Aim: Arrange every line of the records below as a Markdown table with the columns Row and Text, numbering the rows in order, skipping blank lines, and leaving out the pictures.

Records for processing:
⁂

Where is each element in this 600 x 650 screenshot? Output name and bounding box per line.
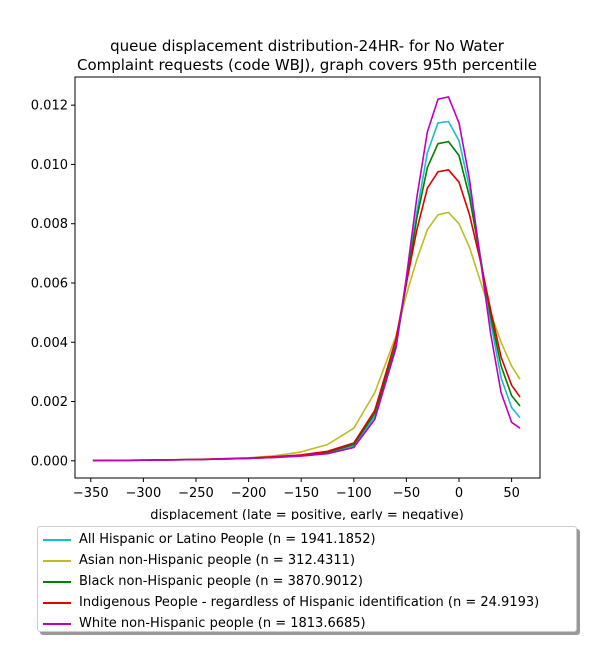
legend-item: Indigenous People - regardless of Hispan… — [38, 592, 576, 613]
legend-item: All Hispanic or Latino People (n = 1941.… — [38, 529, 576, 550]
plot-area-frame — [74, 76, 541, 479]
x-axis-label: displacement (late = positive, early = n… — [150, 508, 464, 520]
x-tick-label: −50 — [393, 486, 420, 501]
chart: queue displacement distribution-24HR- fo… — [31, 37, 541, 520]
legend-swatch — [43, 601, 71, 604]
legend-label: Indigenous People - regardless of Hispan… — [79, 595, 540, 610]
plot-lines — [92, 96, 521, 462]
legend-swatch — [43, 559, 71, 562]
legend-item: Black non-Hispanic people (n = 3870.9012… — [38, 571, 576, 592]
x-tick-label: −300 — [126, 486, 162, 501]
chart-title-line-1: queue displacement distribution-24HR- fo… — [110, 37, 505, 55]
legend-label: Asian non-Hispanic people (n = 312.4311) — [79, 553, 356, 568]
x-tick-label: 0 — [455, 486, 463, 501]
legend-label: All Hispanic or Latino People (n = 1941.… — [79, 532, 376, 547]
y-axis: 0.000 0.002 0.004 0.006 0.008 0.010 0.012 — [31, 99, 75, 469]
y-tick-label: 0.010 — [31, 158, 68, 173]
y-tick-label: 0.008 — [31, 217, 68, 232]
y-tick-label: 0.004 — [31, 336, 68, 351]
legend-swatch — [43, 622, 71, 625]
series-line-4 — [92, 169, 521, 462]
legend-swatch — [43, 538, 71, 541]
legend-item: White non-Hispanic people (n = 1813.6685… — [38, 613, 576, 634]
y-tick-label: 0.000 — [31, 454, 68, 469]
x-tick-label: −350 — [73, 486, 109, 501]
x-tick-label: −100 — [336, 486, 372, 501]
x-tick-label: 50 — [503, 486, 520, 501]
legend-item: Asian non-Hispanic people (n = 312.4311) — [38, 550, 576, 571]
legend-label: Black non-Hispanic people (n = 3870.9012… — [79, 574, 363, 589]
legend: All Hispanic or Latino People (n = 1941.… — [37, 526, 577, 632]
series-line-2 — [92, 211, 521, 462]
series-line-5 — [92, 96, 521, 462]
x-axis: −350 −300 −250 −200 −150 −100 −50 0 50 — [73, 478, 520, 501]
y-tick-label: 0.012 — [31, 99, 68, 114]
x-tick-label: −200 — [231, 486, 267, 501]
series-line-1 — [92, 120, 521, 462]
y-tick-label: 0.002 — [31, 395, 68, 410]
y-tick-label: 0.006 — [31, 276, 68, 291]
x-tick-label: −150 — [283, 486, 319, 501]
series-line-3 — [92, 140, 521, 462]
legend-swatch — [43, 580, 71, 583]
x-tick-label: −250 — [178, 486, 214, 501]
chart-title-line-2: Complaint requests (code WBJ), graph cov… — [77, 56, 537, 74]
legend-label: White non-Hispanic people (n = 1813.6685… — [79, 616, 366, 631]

⁂

Task output:
| Row | Text |
|---|---|
| 1 | Where is each element in this 600 x 650 screenshot? Output name and bounding box per line. |
| 2 | legend-item: Indigenous People - regardless of Hispan… — [38, 592, 576, 613] |
| 3 | legend-item: All Hispanic or Latino People (n = 1941.… — [38, 529, 576, 550] |
| 4 | plot-area-frame — [74, 76, 541, 479] |
| 5 | x-axis-label: displacement (late = positive, early = n… — [150, 508, 464, 520] |
| 6 | x-tick-label: −50 — [393, 486, 420, 501] |
| 7 | chart: queue displacement distribution-24HR- fo… — [31, 37, 541, 520] |
| 8 | legend-swatch — [43, 601, 71, 604] |
| 9 | legend-label: Indigenous People - regardless of Hispan… — [79, 595, 540, 610] |
| 10 | plot-lines — [92, 96, 521, 462] |
| 11 | legend-swatch — [43, 559, 71, 562] |
| 12 | legend-item: Black non-Hispanic people (n = 3870.9012… — [38, 571, 576, 592] |
| 13 | x-tick-label: −300 — [126, 486, 162, 501] |
| 14 | chart-title-line-1: queue displacement distribution-24HR- fo… — [110, 37, 505, 55] |
| 15 | legend-label: Asian non-Hispanic people (n = 312.4311) — [79, 553, 356, 568] |
| 16 | x-tick-label: 0 — [455, 486, 463, 501] |
| 17 | legend-label: All Hispanic or Latino People (n = 1941.… — [79, 532, 376, 547] |
| 18 | y-axis: 0.000 0.002 0.004 0.006 0.008 0.010 0.012 — [31, 99, 75, 469] |
| 19 | y-tick-label: 0.010 — [31, 158, 68, 173] |
| 20 | y-tick-label: 0.008 — [31, 217, 68, 232] |
| 21 | y-tick-label: 0.004 — [31, 336, 68, 351] |
| 22 | legend-swatch — [43, 622, 71, 625] |
| 23 | series-line-4 — [92, 169, 521, 462] |
| 24 | legend-swatch — [43, 538, 71, 541] |
| 25 | legend-item: White non-Hispanic people (n = 1813.6685… — [38, 613, 576, 634] |
| 26 | y-tick-label: 0.000 — [31, 454, 68, 469] |
| 27 | x-tick-label: −350 — [73, 486, 109, 501] |
| 28 | x-tick-label: −100 — [336, 486, 372, 501] |
| 29 | x-tick-label: 50 — [503, 486, 520, 501] |
| 30 | legend-item: Asian non-Hispanic people (n = 312.4311) — [38, 550, 576, 571] |
| 31 | legend-label: Black non-Hispanic people (n = 3870.9012… — [79, 574, 363, 589] |
| 32 | legend: All Hispanic or Latino People (n = 1941.… — [37, 526, 577, 632] |
| 33 | series-line-2 — [92, 211, 521, 462] |
| 34 | series-line-5 — [92, 96, 521, 462] |
| 35 | x-axis: −350 −300 −250 −200 −150 −100 −50 0 50 — [73, 478, 520, 501] |
| 36 | y-tick-label: 0.012 — [31, 99, 68, 114] |
| 37 | x-tick-label: −200 — [231, 486, 267, 501] |
| 38 | series-line-1 — [92, 120, 521, 462] |
| 39 | y-tick-label: 0.002 — [31, 395, 68, 410] |
| 40 | y-tick-label: 0.006 — [31, 276, 68, 291] |
| 41 | x-tick-label: −150 — [283, 486, 319, 501] |
| 42 | series-line-3 — [92, 140, 521, 462] |
| 43 | legend-swatch — [43, 580, 71, 583] |
| 44 | x-tick-label: −250 — [178, 486, 214, 501] |
| 45 | chart-title-line-2: Complaint requests (code WBJ), graph cov… — [77, 56, 537, 74] |
| 46 | legend-label: White non-Hispanic people (n = 1813.6685… — [79, 616, 366, 631] |